Directions for this task
Below are the records. Gather each line that holds "population".

::::::

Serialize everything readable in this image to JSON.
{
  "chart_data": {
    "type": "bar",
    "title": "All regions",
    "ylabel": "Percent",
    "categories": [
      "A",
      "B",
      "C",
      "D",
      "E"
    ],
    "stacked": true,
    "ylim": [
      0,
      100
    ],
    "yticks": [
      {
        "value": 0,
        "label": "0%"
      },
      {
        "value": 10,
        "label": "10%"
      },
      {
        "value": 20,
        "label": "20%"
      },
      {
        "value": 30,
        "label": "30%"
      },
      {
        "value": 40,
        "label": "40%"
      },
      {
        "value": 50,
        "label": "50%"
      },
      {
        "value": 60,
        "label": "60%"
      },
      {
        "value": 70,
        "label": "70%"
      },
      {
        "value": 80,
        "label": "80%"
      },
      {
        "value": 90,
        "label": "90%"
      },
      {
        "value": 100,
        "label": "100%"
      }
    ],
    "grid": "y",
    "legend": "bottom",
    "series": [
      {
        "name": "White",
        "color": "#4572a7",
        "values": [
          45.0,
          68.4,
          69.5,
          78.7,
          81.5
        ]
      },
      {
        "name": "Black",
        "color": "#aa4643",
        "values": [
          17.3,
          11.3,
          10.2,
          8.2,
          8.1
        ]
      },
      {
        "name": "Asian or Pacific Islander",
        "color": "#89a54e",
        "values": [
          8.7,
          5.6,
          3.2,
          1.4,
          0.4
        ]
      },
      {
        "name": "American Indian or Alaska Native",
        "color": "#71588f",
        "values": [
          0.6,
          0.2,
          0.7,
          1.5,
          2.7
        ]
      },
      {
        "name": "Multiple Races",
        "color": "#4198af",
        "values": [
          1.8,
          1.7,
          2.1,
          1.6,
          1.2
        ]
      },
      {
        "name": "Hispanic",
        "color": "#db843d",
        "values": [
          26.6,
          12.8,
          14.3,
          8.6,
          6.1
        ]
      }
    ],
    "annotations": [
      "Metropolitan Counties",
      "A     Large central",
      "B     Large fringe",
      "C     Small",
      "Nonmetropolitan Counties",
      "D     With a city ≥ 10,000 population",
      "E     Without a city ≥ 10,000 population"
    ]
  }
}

::::::

Task output
      "D     With a city ≥ 10,000 population",
      "E     Without a city ≥ 10,000 population"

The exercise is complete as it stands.